= Given task =
Write out every line below that includes the word "name".

= Exercise material =
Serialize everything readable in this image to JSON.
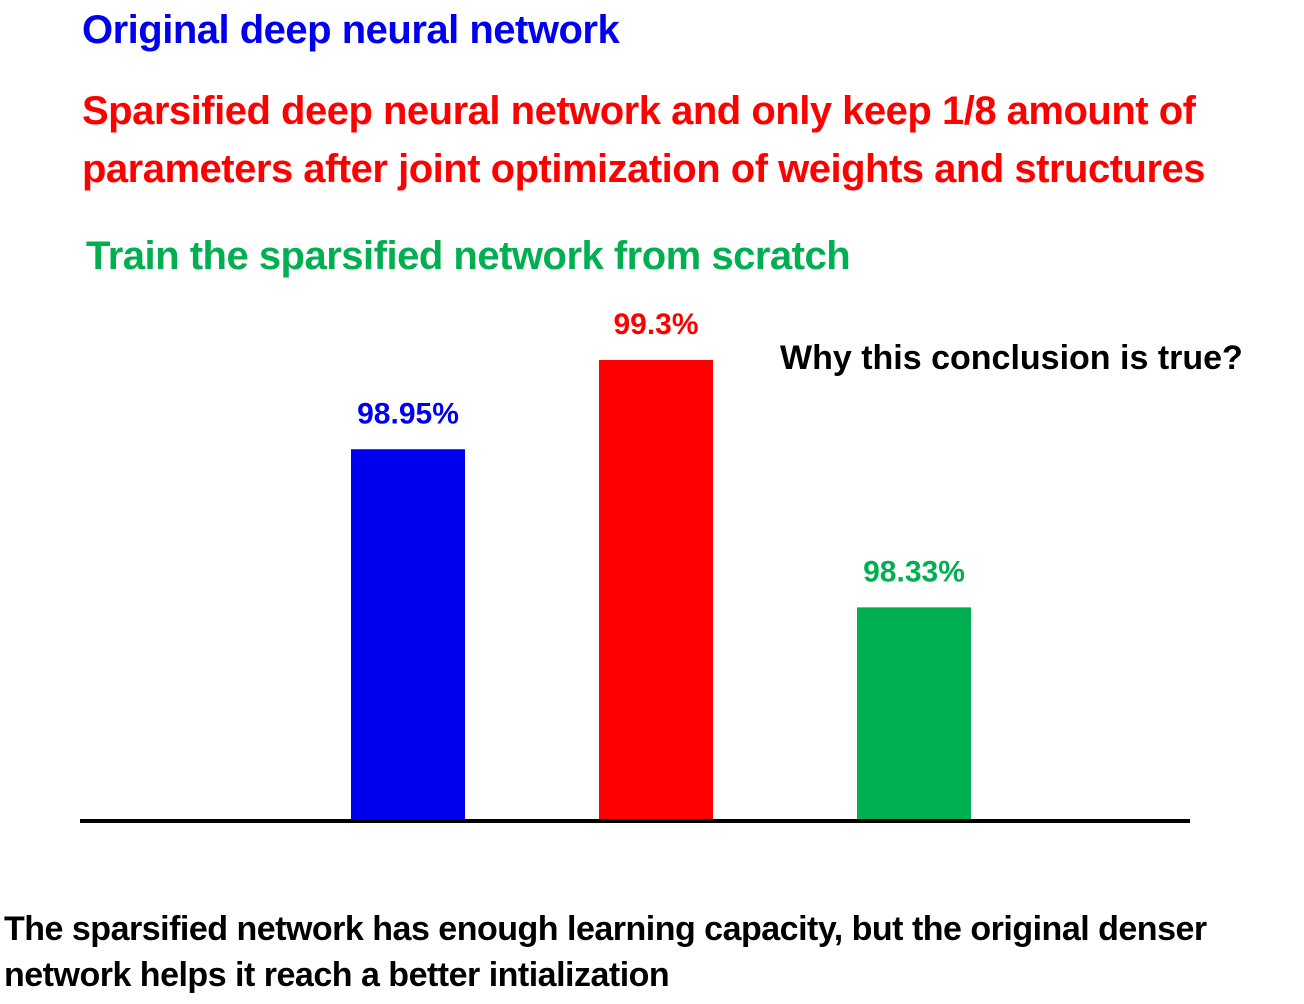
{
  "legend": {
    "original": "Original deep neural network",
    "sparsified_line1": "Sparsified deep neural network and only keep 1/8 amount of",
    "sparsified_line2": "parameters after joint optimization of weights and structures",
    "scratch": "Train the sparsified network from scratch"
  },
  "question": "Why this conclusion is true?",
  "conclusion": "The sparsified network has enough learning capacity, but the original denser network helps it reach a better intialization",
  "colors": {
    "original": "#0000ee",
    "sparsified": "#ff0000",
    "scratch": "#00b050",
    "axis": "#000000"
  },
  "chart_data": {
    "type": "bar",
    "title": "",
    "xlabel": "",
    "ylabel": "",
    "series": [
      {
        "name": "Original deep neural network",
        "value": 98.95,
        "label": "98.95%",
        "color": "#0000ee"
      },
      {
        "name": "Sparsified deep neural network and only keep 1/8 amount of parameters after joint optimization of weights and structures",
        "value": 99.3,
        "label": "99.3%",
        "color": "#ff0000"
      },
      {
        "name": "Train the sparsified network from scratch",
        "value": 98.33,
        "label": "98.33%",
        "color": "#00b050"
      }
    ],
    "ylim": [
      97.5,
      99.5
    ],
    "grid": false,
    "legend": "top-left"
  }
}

= Solution for this task =
        "name": "Original deep neural network",
        "name": "Sparsified deep neural network and only keep 1/8 amount of parameters after joint optimization of weights and structures",
        "name": "Train the sparsified network from scratch",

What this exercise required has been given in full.